**WORK TO COMPLETE**
Identify the lines that contain the word "bien" and copy each one.

== INPUT FOR THIS TASK

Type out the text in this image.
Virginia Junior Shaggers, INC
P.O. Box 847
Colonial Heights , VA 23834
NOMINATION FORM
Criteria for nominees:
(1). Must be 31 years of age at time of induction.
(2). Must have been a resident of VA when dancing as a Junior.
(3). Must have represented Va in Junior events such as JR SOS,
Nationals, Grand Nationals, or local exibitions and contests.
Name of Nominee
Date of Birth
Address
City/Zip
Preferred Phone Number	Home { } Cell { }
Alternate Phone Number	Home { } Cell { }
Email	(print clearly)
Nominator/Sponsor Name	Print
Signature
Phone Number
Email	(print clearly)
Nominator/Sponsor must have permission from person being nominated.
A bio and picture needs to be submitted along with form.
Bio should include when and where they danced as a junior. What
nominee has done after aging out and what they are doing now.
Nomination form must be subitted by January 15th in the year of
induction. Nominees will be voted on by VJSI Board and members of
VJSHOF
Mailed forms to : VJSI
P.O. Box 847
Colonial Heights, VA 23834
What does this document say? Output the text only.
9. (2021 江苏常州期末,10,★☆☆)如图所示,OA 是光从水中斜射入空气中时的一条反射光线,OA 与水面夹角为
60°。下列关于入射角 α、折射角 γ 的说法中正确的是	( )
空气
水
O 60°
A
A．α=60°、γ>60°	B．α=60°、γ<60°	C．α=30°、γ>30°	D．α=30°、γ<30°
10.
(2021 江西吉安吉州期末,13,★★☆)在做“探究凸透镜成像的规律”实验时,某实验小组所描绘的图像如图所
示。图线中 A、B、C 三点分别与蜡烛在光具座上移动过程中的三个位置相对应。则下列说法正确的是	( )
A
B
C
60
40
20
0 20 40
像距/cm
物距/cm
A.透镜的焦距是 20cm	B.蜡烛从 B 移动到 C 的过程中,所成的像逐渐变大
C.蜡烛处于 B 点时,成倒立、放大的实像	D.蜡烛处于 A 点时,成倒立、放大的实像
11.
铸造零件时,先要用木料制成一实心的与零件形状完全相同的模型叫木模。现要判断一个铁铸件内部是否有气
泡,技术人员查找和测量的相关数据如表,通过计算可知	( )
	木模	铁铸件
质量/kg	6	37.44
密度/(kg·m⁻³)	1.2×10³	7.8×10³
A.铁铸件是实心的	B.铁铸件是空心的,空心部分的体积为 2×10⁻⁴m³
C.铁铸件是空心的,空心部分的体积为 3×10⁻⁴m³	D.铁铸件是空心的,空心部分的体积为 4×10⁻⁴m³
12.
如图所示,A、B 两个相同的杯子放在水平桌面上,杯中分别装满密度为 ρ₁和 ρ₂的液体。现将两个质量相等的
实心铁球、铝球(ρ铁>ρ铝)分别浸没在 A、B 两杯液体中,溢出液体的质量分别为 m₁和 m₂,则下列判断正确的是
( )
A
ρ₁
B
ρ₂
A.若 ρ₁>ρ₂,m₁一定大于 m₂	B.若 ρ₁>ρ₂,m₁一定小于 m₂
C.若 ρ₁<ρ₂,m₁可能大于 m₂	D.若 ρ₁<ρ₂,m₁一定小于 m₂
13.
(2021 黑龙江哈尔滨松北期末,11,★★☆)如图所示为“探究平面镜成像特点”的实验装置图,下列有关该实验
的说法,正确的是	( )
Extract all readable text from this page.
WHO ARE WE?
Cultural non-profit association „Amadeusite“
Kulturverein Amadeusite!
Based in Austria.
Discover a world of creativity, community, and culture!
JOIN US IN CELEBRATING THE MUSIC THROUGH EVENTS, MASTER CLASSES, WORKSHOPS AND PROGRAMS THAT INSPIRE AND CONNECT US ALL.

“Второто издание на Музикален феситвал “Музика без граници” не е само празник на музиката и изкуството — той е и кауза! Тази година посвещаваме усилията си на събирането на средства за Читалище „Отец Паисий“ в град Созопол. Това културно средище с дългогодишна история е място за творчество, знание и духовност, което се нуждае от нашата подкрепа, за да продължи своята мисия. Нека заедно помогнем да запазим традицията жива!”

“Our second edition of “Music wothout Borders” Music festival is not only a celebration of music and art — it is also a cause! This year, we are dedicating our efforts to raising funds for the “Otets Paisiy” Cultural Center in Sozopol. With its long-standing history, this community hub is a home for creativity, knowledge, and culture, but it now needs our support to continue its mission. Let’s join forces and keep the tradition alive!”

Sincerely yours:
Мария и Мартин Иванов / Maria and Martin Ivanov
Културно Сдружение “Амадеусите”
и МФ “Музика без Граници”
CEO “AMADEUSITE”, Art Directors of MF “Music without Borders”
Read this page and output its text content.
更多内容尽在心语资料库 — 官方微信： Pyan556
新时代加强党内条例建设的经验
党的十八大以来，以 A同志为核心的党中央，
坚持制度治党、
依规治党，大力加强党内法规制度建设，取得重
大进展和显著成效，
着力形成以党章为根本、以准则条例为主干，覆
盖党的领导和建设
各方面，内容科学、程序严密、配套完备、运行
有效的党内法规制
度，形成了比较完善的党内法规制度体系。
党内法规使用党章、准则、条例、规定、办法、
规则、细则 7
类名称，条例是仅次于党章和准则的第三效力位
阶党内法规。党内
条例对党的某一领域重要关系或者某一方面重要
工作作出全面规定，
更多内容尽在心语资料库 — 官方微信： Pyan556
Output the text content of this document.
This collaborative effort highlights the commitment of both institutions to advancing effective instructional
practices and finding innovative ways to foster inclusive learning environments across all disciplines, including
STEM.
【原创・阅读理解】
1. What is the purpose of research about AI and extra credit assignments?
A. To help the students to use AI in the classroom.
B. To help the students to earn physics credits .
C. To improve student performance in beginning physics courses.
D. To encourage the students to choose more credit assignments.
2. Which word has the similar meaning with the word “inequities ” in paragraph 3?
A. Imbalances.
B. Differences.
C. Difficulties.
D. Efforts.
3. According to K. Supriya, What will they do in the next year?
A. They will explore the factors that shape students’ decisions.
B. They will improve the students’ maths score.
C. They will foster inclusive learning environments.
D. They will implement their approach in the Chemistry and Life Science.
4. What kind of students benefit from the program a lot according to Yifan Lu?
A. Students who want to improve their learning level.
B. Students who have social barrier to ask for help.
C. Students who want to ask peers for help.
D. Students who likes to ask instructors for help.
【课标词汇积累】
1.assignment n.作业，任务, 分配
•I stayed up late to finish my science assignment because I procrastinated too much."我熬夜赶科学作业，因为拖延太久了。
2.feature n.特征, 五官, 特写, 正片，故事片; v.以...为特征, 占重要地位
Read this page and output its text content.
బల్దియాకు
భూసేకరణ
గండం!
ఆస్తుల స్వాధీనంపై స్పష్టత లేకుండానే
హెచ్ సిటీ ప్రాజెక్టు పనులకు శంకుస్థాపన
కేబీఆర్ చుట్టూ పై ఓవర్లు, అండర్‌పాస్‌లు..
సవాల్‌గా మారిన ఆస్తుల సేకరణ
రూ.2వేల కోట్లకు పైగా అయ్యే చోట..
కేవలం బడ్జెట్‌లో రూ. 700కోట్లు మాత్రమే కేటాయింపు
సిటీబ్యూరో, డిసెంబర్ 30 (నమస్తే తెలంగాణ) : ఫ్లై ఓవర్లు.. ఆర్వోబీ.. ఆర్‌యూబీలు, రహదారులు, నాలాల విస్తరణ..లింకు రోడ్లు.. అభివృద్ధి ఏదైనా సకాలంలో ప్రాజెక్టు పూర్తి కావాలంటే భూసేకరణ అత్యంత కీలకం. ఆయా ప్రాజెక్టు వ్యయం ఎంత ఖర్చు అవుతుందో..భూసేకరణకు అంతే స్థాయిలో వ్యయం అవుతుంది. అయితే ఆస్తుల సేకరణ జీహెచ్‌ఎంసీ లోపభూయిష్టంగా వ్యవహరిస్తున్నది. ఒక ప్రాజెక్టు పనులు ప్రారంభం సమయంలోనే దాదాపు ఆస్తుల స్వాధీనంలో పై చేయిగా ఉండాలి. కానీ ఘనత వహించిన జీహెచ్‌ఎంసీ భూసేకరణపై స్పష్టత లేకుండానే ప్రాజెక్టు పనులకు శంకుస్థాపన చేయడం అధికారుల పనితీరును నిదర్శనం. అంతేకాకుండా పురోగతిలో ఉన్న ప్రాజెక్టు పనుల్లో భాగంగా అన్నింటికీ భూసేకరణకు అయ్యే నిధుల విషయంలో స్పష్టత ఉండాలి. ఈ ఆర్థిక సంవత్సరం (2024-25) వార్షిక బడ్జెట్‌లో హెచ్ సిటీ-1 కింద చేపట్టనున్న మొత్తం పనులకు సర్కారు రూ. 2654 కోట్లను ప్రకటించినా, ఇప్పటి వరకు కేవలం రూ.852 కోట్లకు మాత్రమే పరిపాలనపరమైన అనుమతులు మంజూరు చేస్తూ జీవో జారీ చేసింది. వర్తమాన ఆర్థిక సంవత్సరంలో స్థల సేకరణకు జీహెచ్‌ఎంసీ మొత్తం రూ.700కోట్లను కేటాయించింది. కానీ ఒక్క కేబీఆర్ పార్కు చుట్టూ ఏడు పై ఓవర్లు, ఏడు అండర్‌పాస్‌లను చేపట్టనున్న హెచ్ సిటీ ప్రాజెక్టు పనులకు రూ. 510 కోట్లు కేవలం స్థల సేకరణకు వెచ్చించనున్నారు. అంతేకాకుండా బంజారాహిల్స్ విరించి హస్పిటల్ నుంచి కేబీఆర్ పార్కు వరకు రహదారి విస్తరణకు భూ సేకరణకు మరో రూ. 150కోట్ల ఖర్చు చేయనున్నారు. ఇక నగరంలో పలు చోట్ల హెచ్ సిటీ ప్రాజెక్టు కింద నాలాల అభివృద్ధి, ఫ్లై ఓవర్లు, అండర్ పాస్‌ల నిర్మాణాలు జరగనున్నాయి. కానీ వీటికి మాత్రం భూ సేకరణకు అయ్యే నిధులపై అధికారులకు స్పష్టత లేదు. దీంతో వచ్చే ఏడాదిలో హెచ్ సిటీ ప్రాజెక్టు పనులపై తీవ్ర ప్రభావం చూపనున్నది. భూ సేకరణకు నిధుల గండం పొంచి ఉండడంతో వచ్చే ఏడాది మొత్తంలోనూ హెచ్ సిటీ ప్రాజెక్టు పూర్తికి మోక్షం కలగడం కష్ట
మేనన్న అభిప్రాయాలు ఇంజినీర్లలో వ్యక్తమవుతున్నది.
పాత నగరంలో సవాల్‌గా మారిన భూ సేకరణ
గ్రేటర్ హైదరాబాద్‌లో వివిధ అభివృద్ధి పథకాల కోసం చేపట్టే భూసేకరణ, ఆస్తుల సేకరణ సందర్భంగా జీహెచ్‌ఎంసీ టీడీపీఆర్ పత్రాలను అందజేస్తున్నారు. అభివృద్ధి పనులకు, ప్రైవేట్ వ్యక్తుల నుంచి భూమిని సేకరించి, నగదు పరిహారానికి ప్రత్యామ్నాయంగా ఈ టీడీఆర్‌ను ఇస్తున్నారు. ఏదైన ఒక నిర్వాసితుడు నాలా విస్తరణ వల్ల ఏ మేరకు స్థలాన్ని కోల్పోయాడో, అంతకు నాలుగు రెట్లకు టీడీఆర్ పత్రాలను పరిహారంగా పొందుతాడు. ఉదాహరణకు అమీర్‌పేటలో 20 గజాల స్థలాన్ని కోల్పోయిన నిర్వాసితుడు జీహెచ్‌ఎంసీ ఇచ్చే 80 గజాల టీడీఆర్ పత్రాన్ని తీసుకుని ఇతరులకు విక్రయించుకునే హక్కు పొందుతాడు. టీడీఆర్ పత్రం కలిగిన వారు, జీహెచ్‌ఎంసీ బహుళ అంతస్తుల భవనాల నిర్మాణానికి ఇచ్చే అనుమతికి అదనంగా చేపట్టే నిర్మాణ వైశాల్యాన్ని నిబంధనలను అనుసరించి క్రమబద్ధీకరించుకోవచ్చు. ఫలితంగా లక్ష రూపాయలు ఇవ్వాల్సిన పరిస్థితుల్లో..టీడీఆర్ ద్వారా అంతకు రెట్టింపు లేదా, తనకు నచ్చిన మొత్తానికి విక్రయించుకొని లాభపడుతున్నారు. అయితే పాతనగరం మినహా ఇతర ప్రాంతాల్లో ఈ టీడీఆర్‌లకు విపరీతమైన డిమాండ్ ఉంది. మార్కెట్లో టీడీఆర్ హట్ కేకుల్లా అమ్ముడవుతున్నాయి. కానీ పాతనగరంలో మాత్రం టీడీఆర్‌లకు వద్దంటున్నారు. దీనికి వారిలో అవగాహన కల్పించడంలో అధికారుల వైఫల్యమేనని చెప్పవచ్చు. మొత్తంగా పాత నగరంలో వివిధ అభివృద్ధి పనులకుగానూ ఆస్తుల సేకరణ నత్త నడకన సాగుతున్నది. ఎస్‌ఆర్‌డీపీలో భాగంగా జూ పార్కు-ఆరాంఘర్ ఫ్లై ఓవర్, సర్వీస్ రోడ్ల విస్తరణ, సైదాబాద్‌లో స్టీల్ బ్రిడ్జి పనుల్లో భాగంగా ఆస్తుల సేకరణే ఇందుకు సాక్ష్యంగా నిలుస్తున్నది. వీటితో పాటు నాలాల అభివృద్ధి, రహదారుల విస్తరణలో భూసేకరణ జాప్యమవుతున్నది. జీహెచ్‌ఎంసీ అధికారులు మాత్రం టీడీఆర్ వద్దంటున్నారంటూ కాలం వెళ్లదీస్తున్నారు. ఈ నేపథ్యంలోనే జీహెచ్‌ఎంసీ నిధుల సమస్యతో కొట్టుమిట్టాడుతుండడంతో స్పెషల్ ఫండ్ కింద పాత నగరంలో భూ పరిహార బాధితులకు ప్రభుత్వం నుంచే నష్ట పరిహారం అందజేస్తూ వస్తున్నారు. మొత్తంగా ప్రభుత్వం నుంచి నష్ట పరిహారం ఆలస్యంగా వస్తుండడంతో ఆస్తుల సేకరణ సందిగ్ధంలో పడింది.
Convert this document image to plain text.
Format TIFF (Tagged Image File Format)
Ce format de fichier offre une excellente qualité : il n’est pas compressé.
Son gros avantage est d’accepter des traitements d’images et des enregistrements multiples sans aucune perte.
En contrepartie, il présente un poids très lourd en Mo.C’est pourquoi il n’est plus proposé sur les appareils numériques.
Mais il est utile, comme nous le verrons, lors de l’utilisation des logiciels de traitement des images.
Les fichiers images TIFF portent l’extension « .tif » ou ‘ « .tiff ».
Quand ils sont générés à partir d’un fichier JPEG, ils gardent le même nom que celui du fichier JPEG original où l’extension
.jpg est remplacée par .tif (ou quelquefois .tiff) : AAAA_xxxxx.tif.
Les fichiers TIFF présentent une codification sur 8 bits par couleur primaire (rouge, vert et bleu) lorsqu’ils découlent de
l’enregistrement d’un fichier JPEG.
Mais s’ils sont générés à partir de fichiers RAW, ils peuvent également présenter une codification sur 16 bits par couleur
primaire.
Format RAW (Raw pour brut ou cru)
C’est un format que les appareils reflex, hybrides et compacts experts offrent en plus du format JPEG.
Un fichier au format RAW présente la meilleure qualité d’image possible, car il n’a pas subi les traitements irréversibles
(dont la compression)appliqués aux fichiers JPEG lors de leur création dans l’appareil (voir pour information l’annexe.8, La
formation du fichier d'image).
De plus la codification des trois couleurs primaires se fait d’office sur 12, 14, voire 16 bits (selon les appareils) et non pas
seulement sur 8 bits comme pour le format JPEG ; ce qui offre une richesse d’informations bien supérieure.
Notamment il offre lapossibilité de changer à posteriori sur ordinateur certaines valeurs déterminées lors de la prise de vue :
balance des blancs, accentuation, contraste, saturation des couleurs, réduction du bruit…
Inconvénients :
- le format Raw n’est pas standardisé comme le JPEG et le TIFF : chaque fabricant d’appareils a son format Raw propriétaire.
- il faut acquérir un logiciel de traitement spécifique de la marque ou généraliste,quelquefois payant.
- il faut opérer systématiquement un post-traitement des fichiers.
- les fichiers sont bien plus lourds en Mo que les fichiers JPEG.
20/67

====

**ANSWER IN FULL**
seulement sur 8 bits comme pour le format JPEG ; ce qui offre une richesse d’informations bien supérieure.
- les fichiers sont bien plus lourds en Mo que les fichiers JPEG.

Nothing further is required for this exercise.